--- begin Stored data ---
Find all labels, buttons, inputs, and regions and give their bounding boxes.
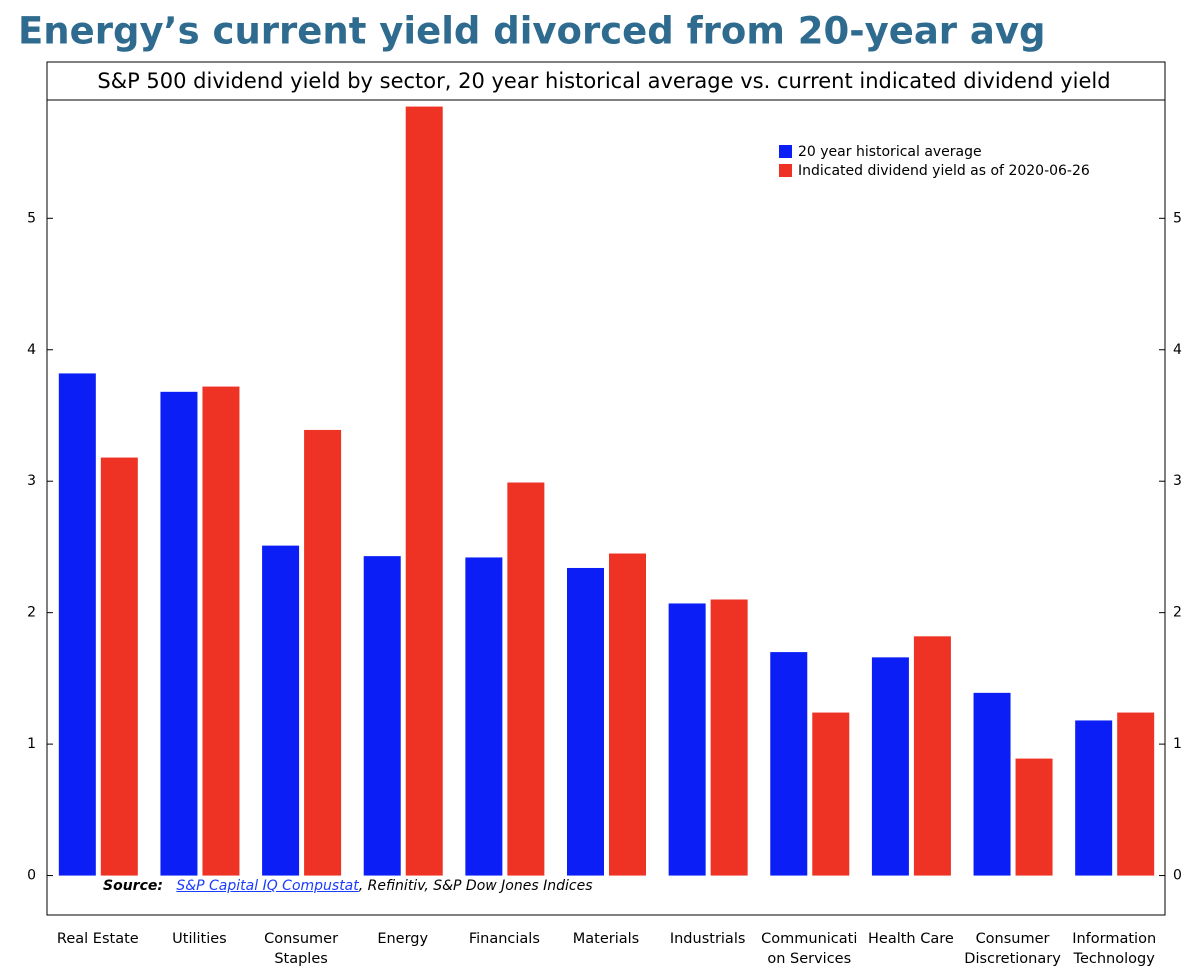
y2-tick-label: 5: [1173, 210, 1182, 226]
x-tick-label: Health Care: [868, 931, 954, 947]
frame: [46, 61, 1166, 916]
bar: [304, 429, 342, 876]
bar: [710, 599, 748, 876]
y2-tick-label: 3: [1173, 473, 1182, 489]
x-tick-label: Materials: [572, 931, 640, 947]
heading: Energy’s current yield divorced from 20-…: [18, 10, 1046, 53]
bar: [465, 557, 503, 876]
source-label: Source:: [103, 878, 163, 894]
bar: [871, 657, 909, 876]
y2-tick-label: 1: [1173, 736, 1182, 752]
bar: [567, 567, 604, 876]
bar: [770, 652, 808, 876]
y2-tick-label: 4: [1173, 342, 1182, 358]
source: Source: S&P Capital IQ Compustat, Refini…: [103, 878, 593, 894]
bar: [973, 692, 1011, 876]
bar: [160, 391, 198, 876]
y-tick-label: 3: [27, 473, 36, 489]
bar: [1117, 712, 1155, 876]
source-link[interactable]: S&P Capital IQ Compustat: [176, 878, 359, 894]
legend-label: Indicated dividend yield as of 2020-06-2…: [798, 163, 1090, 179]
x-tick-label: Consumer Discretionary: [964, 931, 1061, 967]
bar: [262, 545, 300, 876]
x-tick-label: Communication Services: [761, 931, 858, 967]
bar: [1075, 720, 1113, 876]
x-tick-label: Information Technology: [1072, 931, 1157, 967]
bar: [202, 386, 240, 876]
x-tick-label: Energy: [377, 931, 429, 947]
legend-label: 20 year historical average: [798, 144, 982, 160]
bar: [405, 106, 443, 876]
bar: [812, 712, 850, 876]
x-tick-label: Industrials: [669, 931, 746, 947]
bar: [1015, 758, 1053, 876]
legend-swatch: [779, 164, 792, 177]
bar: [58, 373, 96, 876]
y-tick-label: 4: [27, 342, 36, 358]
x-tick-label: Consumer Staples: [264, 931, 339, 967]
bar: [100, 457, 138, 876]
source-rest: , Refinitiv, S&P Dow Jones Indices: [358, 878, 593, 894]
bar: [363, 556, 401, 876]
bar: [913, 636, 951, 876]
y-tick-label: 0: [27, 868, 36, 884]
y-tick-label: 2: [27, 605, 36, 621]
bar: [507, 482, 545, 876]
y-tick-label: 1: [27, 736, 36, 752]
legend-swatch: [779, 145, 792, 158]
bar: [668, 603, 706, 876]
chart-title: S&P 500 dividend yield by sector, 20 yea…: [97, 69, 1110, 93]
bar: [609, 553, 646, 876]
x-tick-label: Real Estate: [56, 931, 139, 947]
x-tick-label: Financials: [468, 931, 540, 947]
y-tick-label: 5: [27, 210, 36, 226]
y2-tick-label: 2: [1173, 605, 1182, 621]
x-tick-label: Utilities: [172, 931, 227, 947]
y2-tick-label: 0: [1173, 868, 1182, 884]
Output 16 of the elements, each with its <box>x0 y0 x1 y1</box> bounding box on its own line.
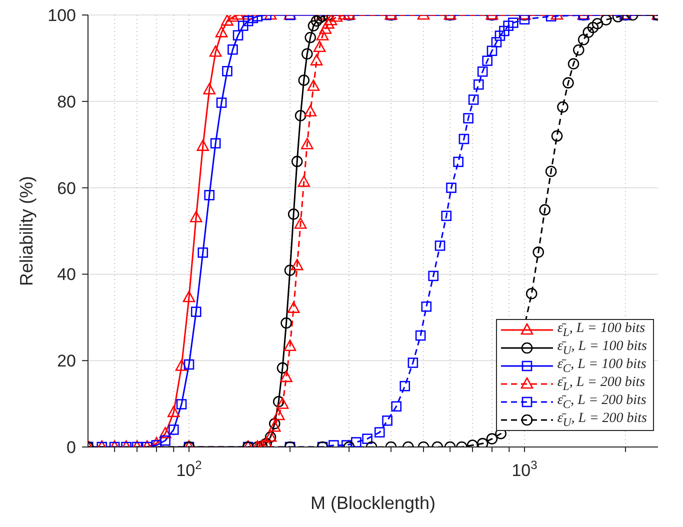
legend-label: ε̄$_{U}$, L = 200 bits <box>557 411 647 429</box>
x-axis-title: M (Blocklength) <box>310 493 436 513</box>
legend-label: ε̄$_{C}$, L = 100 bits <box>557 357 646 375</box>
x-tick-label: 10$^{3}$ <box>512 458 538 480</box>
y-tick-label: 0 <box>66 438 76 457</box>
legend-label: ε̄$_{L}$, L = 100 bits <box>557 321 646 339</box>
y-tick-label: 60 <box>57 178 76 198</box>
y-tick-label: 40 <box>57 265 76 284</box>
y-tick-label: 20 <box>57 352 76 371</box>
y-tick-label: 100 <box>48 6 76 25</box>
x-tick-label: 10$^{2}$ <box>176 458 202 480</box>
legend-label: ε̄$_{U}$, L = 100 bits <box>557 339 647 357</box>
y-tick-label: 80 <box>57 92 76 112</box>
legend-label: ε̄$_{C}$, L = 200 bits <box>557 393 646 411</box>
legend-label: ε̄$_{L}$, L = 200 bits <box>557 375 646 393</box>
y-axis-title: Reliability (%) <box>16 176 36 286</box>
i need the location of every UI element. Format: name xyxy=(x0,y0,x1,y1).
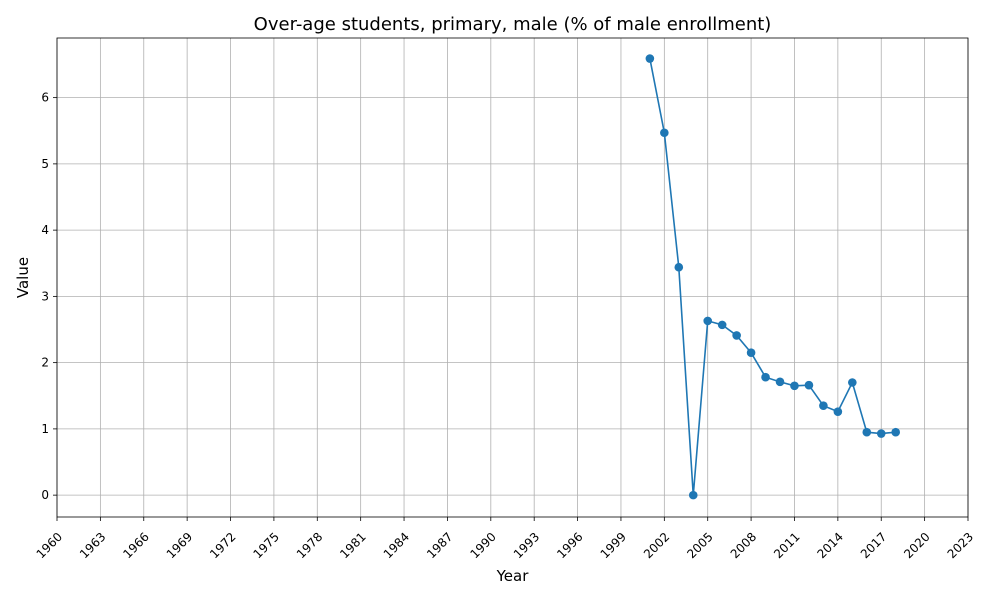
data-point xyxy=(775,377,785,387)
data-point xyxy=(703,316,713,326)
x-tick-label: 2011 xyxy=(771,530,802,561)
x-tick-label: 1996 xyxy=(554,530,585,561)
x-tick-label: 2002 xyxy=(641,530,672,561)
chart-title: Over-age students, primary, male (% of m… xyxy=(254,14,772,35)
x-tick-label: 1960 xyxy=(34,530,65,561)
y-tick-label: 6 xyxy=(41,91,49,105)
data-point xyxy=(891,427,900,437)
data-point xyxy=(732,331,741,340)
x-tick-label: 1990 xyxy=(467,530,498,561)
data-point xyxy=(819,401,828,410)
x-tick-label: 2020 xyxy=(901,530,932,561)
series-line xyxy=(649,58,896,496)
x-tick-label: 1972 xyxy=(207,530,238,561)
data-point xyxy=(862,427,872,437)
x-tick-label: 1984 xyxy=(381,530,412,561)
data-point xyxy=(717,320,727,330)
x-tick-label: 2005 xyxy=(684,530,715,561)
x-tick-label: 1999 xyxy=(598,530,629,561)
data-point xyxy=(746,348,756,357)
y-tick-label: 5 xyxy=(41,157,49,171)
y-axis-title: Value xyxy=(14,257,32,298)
--- end Stored data ---
> **Do this**
Return every line of the data items above unchanged, leaving out the pictures.

> **Full response**
Find all labels, buttons, inputs, and regions and give their bounding boxes.
y2-tick-label: 5: [1173, 210, 1182, 226]
x-tick-label: Health Care: [868, 931, 954, 947]
frame: [46, 61, 1166, 916]
bar: [304, 429, 342, 876]
bar: [710, 599, 748, 876]
y2-tick-label: 3: [1173, 473, 1182, 489]
x-tick-label: Materials: [572, 931, 640, 947]
heading: Energy’s current yield divorced from 20-…: [18, 10, 1046, 53]
bar: [465, 557, 503, 876]
source-label: Source:: [103, 878, 163, 894]
bar: [871, 657, 909, 876]
y2-tick-label: 1: [1173, 736, 1182, 752]
bar: [567, 567, 604, 876]
bar: [770, 652, 808, 876]
y2-tick-label: 4: [1173, 342, 1182, 358]
source: Source: S&P Capital IQ Compustat, Refini…: [103, 878, 593, 894]
bar: [973, 692, 1011, 876]
bar: [160, 391, 198, 876]
y-tick-label: 3: [27, 473, 36, 489]
bar: [1117, 712, 1155, 876]
source-link[interactable]: S&P Capital IQ Compustat: [176, 878, 359, 894]
legend-label: Indicated dividend yield as of 2020-06-2…: [798, 163, 1090, 179]
x-tick-label: Consumer Discretionary: [964, 931, 1061, 967]
bar: [262, 545, 300, 876]
x-tick-label: Communication Services: [761, 931, 858, 967]
bar: [1075, 720, 1113, 876]
x-tick-label: Information Technology: [1072, 931, 1157, 967]
bar: [202, 386, 240, 876]
x-tick-label: Energy: [377, 931, 429, 947]
legend-label: 20 year historical average: [798, 144, 982, 160]
bar: [405, 106, 443, 876]
bar: [812, 712, 850, 876]
x-tick-label: Industrials: [669, 931, 746, 947]
bar: [1015, 758, 1053, 876]
legend-swatch: [779, 164, 792, 177]
bar: [58, 373, 96, 876]
y-tick-label: 4: [27, 342, 36, 358]
x-tick-label: Consumer Staples: [264, 931, 339, 967]
bar: [100, 457, 138, 876]
source-rest: , Refinitiv, S&P Dow Jones Indices: [358, 878, 593, 894]
bar: [363, 556, 401, 876]
bar: [913, 636, 951, 876]
y-tick-label: 0: [27, 868, 36, 884]
y-tick-label: 2: [27, 605, 36, 621]
bar: [507, 482, 545, 876]
y-tick-label: 1: [27, 736, 36, 752]
legend-swatch: [779, 145, 792, 158]
bar: [668, 603, 706, 876]
chart-title: S&P 500 dividend yield by sector, 20 yea…: [97, 69, 1110, 93]
bar: [609, 553, 646, 876]
x-tick-label: Real Estate: [56, 931, 139, 947]
x-tick-label: Financials: [468, 931, 540, 947]
y-tick-label: 5: [27, 210, 36, 226]
y2-tick-label: 2: [1173, 605, 1182, 621]
x-tick-label: Utilities: [172, 931, 227, 947]
y2-tick-label: 0: [1173, 868, 1182, 884]
Output 16 of the elements, each with its <box>x0 y0 x1 y1</box> bounding box on its own line.
legend-label: ε̄$_{U}$, L = 200 bits <box>557 411 647 429</box>
x-axis-title: M (Blocklength) <box>310 493 436 513</box>
legend-label: ε̄$_{C}$, L = 100 bits <box>557 357 646 375</box>
x-tick-label: 10$^{3}$ <box>512 458 538 480</box>
y-tick-label: 0 <box>66 438 76 457</box>
legend-label: ε̄$_{L}$, L = 100 bits <box>557 321 646 339</box>
y-tick-label: 60 <box>57 178 76 198</box>
y-tick-label: 40 <box>57 265 76 284</box>
y-tick-label: 20 <box>57 352 76 371</box>
y-tick-label: 100 <box>48 6 76 25</box>
x-tick-label: 10$^{2}$ <box>176 458 202 480</box>
legend-label: ε̄$_{U}$, L = 100 bits <box>557 339 647 357</box>
y-tick-label: 80 <box>57 92 76 112</box>
legend-label: ε̄$_{C}$, L = 200 bits <box>557 393 646 411</box>
legend-label: ε̄$_{L}$, L = 200 bits <box>557 375 646 393</box>
y-axis-title: Reliability (%) <box>16 176 36 286</box>
i need the location of every UI element. Format: name xyxy=(x0,y0,x1,y1).
data-point xyxy=(775,377,785,387)
data-point xyxy=(703,316,713,326)
x-tick-label: 2011 xyxy=(771,530,802,561)
x-tick-label: 1996 xyxy=(554,530,585,561)
x-tick-label: 2002 xyxy=(641,530,672,561)
chart-title: Over-age students, primary, male (% of m… xyxy=(254,14,772,35)
x-tick-label: 1960 xyxy=(34,530,65,561)
y-tick-label: 6 xyxy=(41,91,49,105)
data-point xyxy=(891,427,900,437)
data-point xyxy=(732,331,741,340)
x-tick-label: 1990 xyxy=(467,530,498,561)
data-point xyxy=(819,401,828,410)
x-tick-label: 2020 xyxy=(901,530,932,561)
series-line xyxy=(649,58,896,496)
x-tick-label: 1972 xyxy=(207,530,238,561)
data-point xyxy=(862,427,872,437)
x-tick-label: 1984 xyxy=(381,530,412,561)
data-point xyxy=(717,320,727,330)
x-tick-label: 2005 xyxy=(684,530,715,561)
x-tick-label: 1999 xyxy=(598,530,629,561)
data-point xyxy=(746,348,756,357)
y-tick-label: 5 xyxy=(41,157,49,171)
y-axis-title: Value xyxy=(14,257,32,298)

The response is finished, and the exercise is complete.